TASK STATEMENT:
Write out the entries again exactly as they are given.

+++ GIVEN ENTRIES +++

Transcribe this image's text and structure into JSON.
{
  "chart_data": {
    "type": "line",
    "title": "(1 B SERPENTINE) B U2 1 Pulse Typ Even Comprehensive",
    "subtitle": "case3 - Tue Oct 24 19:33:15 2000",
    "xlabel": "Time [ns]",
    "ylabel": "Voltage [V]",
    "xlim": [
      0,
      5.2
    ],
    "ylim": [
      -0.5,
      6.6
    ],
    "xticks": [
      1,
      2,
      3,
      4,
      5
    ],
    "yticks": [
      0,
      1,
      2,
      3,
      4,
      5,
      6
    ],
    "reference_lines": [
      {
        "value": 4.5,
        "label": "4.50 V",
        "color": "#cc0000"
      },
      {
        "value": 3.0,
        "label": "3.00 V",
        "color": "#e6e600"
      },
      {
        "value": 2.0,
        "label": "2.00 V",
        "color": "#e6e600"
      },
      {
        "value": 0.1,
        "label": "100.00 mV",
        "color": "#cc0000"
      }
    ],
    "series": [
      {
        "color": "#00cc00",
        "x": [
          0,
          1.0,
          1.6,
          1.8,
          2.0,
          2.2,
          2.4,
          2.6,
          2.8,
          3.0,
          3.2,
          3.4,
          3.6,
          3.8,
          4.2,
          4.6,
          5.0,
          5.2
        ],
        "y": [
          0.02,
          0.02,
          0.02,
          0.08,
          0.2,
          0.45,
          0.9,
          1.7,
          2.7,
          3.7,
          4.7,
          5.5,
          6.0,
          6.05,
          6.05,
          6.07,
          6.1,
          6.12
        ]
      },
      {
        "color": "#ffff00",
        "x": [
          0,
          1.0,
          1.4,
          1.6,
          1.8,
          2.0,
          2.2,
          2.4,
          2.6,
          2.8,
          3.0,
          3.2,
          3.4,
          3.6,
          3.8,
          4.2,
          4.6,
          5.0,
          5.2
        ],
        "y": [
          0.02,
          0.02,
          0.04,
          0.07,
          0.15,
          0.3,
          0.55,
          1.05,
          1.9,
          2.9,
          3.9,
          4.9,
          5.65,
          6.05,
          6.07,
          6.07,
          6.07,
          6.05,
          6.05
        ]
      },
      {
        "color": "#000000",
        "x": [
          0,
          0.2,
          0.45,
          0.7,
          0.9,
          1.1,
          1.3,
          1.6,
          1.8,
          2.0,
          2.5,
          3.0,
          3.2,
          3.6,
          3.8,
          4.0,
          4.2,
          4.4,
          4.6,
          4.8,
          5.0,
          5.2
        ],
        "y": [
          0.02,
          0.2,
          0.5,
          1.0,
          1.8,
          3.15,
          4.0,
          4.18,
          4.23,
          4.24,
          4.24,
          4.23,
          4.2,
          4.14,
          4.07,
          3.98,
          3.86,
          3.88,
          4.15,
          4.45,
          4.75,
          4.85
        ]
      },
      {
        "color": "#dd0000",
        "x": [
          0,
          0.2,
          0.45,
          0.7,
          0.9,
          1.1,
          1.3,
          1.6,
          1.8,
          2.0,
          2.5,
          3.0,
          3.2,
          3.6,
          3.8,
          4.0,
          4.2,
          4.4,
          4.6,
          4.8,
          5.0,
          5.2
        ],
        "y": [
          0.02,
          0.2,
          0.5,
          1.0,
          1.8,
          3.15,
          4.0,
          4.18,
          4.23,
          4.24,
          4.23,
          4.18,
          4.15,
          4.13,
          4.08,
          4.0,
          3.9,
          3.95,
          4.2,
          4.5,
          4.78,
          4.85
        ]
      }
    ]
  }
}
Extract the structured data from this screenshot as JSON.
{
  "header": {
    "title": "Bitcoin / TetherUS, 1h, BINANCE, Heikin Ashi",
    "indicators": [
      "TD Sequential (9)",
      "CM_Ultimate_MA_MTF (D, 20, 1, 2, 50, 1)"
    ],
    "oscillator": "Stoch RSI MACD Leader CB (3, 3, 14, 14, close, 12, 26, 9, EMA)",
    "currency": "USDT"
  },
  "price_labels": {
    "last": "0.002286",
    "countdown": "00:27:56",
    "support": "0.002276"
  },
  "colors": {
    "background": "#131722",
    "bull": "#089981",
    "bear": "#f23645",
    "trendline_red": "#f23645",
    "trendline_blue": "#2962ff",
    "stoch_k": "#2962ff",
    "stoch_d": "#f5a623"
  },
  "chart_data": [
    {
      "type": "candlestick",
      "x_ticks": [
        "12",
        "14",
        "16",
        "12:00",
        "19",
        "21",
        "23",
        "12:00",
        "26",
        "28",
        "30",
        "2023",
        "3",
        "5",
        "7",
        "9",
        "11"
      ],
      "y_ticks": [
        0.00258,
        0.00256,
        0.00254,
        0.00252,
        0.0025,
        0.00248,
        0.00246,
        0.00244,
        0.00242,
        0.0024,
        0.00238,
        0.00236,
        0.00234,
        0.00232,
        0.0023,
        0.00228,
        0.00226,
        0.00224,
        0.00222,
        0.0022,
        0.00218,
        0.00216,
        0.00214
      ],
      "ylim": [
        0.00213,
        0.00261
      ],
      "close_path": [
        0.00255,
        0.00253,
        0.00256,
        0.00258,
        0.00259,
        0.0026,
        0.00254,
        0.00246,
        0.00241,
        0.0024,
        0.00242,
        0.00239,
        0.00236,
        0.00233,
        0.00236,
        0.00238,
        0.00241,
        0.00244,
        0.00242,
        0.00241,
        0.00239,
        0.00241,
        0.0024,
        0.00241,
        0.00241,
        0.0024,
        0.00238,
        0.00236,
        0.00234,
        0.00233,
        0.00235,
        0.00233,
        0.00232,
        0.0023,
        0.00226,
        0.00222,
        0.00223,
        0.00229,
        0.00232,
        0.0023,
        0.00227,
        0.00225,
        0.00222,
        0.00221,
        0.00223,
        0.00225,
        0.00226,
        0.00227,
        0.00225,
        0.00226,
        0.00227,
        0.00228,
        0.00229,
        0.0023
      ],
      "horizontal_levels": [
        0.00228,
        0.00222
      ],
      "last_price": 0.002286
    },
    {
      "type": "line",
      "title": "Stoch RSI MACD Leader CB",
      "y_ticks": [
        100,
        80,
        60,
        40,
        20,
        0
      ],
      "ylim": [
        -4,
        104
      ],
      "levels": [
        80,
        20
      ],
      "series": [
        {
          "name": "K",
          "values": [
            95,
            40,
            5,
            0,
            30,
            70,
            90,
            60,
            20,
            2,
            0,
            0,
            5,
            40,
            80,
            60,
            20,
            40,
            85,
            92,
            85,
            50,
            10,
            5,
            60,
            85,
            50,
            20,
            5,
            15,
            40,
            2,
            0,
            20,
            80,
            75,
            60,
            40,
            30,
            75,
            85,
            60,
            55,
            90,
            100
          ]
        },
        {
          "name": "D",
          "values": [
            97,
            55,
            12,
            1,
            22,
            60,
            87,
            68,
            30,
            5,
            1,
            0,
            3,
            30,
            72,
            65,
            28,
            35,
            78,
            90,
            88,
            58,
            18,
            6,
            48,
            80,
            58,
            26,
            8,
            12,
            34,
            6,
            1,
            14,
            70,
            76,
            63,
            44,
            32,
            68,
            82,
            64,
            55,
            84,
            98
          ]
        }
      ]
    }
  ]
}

+++

REPLY:
Transcribe this image's text and structure into JSON.
{
  "chart_data": {
    "type": "line",
    "title": "(1 B SERPENTINE) B U2 1 Pulse Typ Even Comprehensive",
    "subtitle": "case3 - Tue Oct 24 19:33:15 2000",
    "xlabel": "Time [ns]",
    "ylabel": "Voltage [V]",
    "xlim": [
      0,
      5.2
    ],
    "ylim": [
      -0.5,
      6.6
    ],
    "xticks": [
      1,
      2,
      3,
      4,
      5
    ],
    "yticks": [
      0,
      1,
      2,
      3,
      4,
      5,
      6
    ],
    "reference_lines": [
      {
        "value": 4.5,
        "label": "4.50 V",
        "color": "#cc0000"
      },
      {
        "value": 3.0,
        "label": "3.00 V",
        "color": "#e6e600"
      },
      {
        "value": 2.0,
        "label": "2.00 V",
        "color": "#e6e600"
      },
      {
        "value": 0.1,
        "label": "100.00 mV",
        "color": "#cc0000"
      }
    ],
    "series": [
      {
        "color": "#00cc00",
        "x": [
          0,
          1.0,
          1.6,
          1.8,
          2.0,
          2.2,
          2.4,
          2.6,
          2.8,
          3.0,
          3.2,
          3.4,
          3.6,
          3.8,
          4.2,
          4.6,
          5.0,
          5.2
        ],
        "y": [
          0.02,
          0.02,
          0.02,
          0.08,
          0.2,
          0.45,
          0.9,
          1.7,
          2.7,
          3.7,
          4.7,
          5.5,
          6.0,
          6.05,
          6.05,
          6.07,
          6.1,
          6.12
        ]
      },
      {
        "color": "#ffff00",
        "x": [
          0,
          1.0,
          1.4,
          1.6,
          1.8,
          2.0,
          2.2,
          2.4,
          2.6,
          2.8,
          3.0,
          3.2,
          3.4,
          3.6,
          3.8,
          4.2,
          4.6,
          5.0,
          5.2
        ],
        "y": [
          0.02,
          0.02,
          0.04,
          0.07,
          0.15,
          0.3,
          0.55,
          1.05,
          1.9,
          2.9,
          3.9,
          4.9,
          5.65,
          6.05,
          6.07,
          6.07,
          6.07,
          6.05,
          6.05
        ]
      },
      {
        "color": "#000000",
        "x": [
          0,
          0.2,
          0.45,
          0.7,
          0.9,
          1.1,
          1.3,
          1.6,
          1.8,
          2.0,
          2.5,
          3.0,
          3.2,
          3.6,
          3.8,
          4.0,
          4.2,
          4.4,
          4.6,
          4.8,
          5.0,
          5.2
        ],
        "y": [
          0.02,
          0.2,
          0.5,
          1.0,
          1.8,
          3.15,
          4.0,
          4.18,
          4.23,
          4.24,
          4.24,
          4.23,
          4.2,
          4.14,
          4.07,
          3.98,
          3.86,
          3.88,
          4.15,
          4.45,
          4.75,
          4.85
        ]
      },
      {
        "color": "#dd0000",
        "x": [
          0,
          0.2,
          0.45,
          0.7,
          0.9,
          1.1,
          1.3,
          1.6,
          1.8,
          2.0,
          2.5,
          3.0,
          3.2,
          3.6,
          3.8,
          4.0,
          4.2,
          4.4,
          4.6,
          4.8,
          5.0,
          5.2
        ],
        "y": [
          0.02,
          0.2,
          0.5,
          1.0,
          1.8,
          3.15,
          4.0,
          4.18,
          4.23,
          4.24,
          4.23,
          4.18,
          4.15,
          4.13,
          4.08,
          4.0,
          3.9,
          3.95,
          4.2,
          4.5,
          4.78,
          4.85
        ]
      }
    ]
  }
}
Extract the structured data from this screenshot as JSON.
{
  "header": {
    "title": "Bitcoin / TetherUS, 1h, BINANCE, Heikin Ashi",
    "indicators": [
      "TD Sequential (9)",
      "CM_Ultimate_MA_MTF (D, 20, 1, 2, 50, 1)"
    ],
    "oscillator": "Stoch RSI MACD Leader CB (3, 3, 14, 14, close, 12, 26, 9, EMA)",
    "currency": "USDT"
  },
  "price_labels": {
    "last": "0.002286",
    "countdown": "00:27:56",
    "support": "0.002276"
  },
  "colors": {
    "background": "#131722",
    "bull": "#089981",
    "bear": "#f23645",
    "trendline_red": "#f23645",
    "trendline_blue": "#2962ff",
    "stoch_k": "#2962ff",
    "stoch_d": "#f5a623"
  },
  "chart_data": [
    {
      "type": "candlestick",
      "x_ticks": [
        "12",
        "14",
        "16",
        "12:00",
        "19",
        "21",
        "23",
        "12:00",
        "26",
        "28",
        "30",
        "2023",
        "3",
        "5",
        "7",
        "9",
        "11"
      ],
      "y_ticks": [
        0.00258,
        0.00256,
        0.00254,
        0.00252,
        0.0025,
        0.00248,
        0.00246,
        0.00244,
        0.00242,
        0.0024,
        0.00238,
        0.00236,
        0.00234,
        0.00232,
        0.0023,
        0.00228,
        0.00226,
        0.00224,
        0.00222,
        0.0022,
        0.00218,
        0.00216,
        0.00214
      ],
      "ylim": [
        0.00213,
        0.00261
      ],
      "close_path": [
        0.00255,
        0.00253,
        0.00256,
        0.00258,
        0.00259,
        0.0026,
        0.00254,
        0.00246,
        0.00241,
        0.0024,
        0.00242,
        0.00239,
        0.00236,
        0.00233,
        0.00236,
        0.00238,
        0.00241,
        0.00244,
        0.00242,
        0.00241,
        0.00239,
        0.00241,
        0.0024,
        0.00241,
        0.00241,
        0.0024,
        0.00238,
        0.00236,
        0.00234,
        0.00233,
        0.00235,
        0.00233,
        0.00232,
        0.0023,
        0.00226,
        0.00222,
        0.00223,
        0.00229,
        0.00232,
        0.0023,
        0.00227,
        0.00225,
        0.00222,
        0.00221,
        0.00223,
        0.00225,
        0.00226,
        0.00227,
        0.00225,
        0.00226,
        0.00227,
        0.00228,
        0.00229,
        0.0023
      ],
      "horizontal_levels": [
        0.00228,
        0.00222
      ],
      "last_price": 0.002286
    },
    {
      "type": "line",
      "title": "Stoch RSI MACD Leader CB",
      "y_ticks": [
        100,
        80,
        60,
        40,
        20,
        0
      ],
      "ylim": [
        -4,
        104
      ],
      "levels": [
        80,
        20
      ],
      "series": [
        {
          "name": "K",
          "values": [
            95,
            40,
            5,
            0,
            30,
            70,
            90,
            60,
            20,
            2,
            0,
            0,
            5,
            40,
            80,
            60,
            20,
            40,
            85,
            92,
            85,
            50,
            10,
            5,
            60,
            85,
            50,
            20,
            5,
            15,
            40,
            2,
            0,
            20,
            80,
            75,
            60,
            40,
            30,
            75,
            85,
            60,
            55,
            90,
            100
          ]
        },
        {
          "name": "D",
          "values": [
            97,
            55,
            12,
            1,
            22,
            60,
            87,
            68,
            30,
            5,
            1,
            0,
            3,
            30,
            72,
            65,
            28,
            35,
            78,
            90,
            88,
            58,
            18,
            6,
            48,
            80,
            58,
            26,
            8,
            12,
            34,
            6,
            1,
            14,
            70,
            76,
            63,
            44,
            32,
            68,
            82,
            64,
            55,
            84,
            98
          ]
        }
      ]
    }
  ]
}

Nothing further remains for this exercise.